>> begin

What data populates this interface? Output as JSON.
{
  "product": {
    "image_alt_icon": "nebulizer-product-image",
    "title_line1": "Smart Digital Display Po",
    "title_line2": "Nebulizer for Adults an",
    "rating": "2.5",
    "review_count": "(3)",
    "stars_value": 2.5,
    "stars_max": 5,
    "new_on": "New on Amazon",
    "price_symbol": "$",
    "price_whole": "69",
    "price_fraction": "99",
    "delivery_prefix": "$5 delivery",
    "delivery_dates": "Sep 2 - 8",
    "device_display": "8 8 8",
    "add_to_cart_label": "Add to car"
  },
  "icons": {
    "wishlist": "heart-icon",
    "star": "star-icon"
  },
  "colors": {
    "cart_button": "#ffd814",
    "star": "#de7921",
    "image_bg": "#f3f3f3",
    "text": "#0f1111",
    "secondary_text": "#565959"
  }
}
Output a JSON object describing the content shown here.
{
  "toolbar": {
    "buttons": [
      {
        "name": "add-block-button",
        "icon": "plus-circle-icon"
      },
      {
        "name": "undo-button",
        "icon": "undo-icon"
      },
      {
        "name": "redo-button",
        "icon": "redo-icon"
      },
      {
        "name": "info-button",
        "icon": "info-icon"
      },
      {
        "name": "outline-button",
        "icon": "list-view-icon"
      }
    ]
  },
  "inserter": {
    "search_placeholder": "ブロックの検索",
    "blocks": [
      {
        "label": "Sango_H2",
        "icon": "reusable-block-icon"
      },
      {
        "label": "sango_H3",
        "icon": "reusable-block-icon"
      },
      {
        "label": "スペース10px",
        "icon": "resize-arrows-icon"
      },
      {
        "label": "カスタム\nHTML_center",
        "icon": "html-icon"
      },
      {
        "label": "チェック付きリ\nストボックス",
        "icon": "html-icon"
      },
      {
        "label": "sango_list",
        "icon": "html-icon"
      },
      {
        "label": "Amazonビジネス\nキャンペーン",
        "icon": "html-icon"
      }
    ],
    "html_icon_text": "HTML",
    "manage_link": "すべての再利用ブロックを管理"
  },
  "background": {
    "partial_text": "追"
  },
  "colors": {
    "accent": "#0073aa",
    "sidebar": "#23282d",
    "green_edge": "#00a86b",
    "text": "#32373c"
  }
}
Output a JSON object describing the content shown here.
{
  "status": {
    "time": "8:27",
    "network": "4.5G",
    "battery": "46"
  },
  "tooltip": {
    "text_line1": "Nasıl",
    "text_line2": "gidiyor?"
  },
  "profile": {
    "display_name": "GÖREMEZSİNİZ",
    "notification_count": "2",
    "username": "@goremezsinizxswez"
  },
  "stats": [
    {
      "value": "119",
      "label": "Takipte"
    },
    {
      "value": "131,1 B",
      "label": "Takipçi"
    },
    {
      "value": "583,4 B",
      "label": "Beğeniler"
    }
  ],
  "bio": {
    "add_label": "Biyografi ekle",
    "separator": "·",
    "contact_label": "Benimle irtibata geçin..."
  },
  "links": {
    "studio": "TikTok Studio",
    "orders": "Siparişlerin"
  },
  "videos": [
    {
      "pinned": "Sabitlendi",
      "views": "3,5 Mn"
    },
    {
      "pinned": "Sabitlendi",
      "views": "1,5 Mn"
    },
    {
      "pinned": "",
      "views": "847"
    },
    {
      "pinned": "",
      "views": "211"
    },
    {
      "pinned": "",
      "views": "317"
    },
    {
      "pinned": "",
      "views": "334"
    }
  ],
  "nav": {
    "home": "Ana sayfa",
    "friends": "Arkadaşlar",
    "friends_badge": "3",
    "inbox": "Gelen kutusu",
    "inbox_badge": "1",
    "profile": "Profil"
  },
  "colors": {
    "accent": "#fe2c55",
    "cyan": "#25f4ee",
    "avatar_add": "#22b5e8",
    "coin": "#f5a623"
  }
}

>> end
>> begin

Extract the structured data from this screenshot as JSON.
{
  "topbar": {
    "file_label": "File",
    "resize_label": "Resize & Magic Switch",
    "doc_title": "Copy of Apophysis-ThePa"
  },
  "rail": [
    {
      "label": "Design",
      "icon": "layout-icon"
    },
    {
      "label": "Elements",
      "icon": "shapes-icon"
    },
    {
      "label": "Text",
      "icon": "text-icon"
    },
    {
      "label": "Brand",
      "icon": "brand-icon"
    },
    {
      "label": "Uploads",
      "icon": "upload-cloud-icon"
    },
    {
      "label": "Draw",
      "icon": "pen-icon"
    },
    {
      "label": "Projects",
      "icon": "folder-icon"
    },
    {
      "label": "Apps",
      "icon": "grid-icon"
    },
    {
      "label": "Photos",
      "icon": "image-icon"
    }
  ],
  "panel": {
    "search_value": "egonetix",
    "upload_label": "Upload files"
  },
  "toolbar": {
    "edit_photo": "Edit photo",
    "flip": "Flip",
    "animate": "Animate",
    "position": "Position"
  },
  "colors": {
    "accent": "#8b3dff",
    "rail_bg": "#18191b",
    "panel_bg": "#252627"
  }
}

>> end

Scan the material above. Copy each line that holds the word "data".

What data populates this interface? Output as JSON.
Extract the structured data from this screenshot as JSON.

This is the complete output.